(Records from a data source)
● ● ● ● ● ● ●
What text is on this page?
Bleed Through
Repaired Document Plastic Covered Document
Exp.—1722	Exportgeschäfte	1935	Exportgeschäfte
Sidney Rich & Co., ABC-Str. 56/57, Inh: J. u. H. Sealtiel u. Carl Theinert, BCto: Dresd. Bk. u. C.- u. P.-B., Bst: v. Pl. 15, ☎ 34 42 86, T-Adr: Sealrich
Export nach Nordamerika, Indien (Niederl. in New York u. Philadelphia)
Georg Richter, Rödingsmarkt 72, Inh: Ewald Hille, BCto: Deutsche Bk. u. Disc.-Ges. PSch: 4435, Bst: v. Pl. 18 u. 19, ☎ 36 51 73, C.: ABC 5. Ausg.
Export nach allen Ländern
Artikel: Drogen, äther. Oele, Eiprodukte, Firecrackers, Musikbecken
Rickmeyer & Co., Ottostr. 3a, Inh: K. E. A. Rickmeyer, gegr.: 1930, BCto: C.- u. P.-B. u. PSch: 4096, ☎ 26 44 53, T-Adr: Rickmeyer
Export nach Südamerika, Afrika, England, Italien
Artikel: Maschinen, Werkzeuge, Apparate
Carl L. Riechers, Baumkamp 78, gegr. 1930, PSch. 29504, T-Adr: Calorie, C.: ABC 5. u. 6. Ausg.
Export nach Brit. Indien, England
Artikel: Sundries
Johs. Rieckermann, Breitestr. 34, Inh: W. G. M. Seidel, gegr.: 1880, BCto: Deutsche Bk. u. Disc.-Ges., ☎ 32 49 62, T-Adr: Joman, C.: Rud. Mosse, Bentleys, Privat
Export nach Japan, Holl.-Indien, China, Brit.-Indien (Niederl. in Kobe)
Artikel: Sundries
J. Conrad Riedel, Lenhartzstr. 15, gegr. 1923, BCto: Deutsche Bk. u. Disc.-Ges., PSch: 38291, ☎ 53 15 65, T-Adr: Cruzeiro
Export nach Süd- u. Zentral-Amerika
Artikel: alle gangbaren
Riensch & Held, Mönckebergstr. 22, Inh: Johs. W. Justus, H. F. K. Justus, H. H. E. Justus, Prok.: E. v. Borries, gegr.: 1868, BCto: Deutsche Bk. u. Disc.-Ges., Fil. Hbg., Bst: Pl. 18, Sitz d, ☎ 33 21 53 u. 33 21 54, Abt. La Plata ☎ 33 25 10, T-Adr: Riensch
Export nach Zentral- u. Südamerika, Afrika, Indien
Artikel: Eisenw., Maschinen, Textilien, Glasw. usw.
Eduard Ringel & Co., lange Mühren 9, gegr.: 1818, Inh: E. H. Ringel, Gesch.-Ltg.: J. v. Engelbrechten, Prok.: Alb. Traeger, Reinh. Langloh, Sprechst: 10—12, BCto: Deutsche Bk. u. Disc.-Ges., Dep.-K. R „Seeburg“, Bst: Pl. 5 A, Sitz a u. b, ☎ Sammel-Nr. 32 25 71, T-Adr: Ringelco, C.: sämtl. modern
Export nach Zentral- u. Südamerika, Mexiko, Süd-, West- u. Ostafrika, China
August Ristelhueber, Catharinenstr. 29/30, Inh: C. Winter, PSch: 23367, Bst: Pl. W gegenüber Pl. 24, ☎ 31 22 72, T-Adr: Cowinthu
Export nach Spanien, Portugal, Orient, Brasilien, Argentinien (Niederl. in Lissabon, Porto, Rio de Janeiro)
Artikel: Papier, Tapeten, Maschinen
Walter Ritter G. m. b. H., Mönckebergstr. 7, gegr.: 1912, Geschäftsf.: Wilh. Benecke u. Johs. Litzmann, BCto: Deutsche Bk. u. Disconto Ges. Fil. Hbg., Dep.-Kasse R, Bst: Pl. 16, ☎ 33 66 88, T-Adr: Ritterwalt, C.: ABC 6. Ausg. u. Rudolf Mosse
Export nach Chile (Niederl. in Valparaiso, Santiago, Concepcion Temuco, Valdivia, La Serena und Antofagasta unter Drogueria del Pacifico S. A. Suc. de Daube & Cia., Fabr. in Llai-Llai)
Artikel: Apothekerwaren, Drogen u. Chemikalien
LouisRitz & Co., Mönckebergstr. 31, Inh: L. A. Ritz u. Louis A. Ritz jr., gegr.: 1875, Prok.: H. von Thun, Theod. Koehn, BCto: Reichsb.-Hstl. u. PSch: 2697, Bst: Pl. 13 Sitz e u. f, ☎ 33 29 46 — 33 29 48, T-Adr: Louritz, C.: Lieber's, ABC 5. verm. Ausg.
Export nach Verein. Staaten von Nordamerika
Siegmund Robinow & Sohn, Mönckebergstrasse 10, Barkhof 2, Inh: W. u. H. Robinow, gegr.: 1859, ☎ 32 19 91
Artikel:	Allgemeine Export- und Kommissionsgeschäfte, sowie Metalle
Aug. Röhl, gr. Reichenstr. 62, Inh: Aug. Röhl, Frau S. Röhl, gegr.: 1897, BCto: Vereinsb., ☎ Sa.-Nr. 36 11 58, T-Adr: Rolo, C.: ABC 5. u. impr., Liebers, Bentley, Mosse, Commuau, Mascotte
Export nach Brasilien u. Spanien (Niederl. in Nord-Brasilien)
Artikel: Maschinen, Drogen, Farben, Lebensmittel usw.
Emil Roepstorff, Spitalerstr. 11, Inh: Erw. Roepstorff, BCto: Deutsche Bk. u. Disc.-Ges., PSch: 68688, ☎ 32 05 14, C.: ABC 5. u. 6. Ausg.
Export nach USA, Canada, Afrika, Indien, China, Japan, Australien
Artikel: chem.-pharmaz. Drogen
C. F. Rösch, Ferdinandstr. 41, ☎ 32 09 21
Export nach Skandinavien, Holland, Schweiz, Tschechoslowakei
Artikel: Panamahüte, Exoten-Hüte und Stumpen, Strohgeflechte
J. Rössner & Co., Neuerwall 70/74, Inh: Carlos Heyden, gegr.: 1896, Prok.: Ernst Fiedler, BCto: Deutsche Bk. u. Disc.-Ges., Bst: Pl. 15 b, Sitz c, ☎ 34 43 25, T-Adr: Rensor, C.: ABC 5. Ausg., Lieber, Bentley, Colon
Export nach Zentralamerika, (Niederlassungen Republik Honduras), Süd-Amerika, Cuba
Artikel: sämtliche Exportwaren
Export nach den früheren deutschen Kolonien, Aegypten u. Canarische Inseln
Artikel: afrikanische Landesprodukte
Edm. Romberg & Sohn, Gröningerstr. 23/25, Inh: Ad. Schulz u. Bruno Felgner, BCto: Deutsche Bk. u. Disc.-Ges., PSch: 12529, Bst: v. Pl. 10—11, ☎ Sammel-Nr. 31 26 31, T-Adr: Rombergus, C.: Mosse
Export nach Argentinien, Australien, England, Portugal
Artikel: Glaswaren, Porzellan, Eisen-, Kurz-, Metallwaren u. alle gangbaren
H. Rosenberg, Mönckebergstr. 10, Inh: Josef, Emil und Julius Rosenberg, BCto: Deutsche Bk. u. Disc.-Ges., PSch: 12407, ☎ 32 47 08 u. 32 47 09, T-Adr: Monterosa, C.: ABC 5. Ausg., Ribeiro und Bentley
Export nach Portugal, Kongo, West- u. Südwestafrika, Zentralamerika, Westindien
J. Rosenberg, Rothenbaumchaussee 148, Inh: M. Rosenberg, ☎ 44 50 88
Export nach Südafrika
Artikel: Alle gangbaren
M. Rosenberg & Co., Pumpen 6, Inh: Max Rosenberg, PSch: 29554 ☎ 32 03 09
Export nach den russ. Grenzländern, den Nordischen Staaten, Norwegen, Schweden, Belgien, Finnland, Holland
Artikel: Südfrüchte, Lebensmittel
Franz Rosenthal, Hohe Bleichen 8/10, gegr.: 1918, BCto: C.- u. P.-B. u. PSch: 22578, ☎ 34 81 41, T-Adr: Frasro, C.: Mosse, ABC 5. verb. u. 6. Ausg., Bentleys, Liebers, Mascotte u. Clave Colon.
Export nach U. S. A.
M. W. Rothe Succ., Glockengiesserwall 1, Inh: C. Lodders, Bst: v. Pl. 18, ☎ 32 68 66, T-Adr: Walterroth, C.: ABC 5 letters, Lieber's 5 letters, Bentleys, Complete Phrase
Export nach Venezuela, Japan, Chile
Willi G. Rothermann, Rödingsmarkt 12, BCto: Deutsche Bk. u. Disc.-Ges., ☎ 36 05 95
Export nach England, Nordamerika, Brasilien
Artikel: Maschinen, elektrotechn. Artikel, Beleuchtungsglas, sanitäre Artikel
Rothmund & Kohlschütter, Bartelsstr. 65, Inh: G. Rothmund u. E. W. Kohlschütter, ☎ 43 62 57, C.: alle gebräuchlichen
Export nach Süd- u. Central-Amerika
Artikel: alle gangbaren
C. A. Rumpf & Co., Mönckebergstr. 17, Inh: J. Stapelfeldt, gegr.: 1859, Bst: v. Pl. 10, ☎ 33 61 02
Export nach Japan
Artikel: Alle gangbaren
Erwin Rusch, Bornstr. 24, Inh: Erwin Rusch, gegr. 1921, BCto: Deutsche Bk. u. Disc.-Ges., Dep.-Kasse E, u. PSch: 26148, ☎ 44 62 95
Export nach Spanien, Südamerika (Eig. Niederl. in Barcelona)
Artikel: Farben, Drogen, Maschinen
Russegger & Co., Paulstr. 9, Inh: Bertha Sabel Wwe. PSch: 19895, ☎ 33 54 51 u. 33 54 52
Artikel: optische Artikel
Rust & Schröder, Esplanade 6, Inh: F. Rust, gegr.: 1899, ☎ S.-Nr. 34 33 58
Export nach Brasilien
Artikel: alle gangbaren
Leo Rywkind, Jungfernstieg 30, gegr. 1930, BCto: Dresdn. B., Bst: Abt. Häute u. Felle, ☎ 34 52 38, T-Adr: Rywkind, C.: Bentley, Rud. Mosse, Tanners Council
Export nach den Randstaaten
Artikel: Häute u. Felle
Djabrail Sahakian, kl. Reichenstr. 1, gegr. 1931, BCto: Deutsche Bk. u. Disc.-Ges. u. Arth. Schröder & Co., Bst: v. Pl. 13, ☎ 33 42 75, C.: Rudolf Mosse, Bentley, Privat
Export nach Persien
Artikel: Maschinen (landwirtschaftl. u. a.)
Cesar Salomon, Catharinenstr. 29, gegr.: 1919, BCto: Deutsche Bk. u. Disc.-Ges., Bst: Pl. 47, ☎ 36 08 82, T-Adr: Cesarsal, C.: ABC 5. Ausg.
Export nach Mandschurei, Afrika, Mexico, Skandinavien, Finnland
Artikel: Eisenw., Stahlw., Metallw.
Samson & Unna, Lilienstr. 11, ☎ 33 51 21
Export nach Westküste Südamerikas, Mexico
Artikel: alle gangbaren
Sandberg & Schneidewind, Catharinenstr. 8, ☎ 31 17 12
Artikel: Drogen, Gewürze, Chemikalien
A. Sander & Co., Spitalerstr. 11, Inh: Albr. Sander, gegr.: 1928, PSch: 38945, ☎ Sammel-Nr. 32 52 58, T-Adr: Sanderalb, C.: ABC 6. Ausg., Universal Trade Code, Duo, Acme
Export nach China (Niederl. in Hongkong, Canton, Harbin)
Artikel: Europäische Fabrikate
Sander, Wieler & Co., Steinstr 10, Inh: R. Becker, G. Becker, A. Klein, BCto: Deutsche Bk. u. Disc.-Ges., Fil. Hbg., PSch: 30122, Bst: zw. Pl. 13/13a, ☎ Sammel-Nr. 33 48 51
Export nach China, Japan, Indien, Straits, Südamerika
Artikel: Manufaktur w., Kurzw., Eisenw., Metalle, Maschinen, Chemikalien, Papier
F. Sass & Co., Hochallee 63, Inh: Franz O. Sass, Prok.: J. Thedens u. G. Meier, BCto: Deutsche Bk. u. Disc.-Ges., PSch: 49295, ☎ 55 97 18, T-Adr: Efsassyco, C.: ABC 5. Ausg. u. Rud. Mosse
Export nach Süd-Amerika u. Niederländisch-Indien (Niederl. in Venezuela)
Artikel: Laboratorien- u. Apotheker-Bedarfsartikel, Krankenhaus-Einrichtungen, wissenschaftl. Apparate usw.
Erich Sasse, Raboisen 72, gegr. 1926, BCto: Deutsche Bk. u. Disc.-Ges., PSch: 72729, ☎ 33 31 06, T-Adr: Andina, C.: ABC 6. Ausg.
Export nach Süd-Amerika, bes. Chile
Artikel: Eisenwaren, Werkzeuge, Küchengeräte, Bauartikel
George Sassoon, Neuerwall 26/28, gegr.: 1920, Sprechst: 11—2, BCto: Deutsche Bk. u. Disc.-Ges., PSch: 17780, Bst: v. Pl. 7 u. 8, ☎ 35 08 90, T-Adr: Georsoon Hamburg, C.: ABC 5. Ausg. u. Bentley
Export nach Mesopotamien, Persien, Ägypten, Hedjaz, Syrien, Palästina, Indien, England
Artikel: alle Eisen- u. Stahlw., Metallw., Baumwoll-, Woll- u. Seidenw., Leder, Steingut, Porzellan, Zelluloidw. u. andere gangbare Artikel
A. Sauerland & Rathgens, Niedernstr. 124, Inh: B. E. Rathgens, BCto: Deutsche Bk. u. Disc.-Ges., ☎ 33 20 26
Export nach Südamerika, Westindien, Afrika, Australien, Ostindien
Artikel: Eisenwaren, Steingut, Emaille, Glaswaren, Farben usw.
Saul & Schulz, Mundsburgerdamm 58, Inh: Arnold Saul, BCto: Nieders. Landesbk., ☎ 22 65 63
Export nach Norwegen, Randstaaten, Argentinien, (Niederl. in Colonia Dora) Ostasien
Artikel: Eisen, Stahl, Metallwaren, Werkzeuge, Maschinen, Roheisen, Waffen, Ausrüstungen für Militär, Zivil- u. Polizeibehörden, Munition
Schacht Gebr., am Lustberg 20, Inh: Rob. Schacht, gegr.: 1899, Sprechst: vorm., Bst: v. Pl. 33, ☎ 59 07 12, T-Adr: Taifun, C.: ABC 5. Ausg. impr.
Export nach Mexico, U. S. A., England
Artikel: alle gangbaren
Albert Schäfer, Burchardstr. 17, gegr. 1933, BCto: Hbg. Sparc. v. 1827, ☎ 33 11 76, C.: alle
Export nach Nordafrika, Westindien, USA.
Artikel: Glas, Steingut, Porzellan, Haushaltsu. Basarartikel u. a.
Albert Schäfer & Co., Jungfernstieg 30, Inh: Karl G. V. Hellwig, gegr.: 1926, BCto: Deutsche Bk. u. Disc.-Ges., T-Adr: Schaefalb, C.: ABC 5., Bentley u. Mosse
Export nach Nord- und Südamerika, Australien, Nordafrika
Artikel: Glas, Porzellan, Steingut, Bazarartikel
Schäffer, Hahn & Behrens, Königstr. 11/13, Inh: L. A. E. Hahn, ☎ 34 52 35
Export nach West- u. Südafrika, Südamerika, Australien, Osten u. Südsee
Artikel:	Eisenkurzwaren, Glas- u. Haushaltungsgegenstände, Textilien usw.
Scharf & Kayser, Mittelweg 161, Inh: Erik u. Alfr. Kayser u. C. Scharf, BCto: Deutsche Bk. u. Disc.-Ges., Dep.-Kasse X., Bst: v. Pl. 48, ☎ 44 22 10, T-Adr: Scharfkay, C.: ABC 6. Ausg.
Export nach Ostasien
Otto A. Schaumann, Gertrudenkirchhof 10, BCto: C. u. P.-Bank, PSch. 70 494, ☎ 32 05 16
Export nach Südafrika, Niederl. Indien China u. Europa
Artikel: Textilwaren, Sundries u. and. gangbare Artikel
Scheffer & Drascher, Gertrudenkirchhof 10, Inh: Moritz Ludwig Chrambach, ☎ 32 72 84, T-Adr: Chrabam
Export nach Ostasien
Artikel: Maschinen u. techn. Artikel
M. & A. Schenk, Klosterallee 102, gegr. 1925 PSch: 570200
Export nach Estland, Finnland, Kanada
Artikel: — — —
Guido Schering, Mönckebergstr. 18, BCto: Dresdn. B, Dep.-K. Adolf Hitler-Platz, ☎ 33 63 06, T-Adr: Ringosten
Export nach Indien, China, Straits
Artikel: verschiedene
● ● ● ● ● ● ●
**Given problem**
Take every line from the records above that has the word "England" and copy it.

**Full response**
Export nach Südamerika, Afrika, England, Italien
Export nach Brit. Indien, England
Export nach Argentinien, Australien, England, Portugal
Export nach England, Nordamerika, Brasilien
Export nach Mesopotamien, Persien, Ägypten, Hedjaz, Syrien, Palästina, Indien, England
Export nach Mexico, U. S. A., England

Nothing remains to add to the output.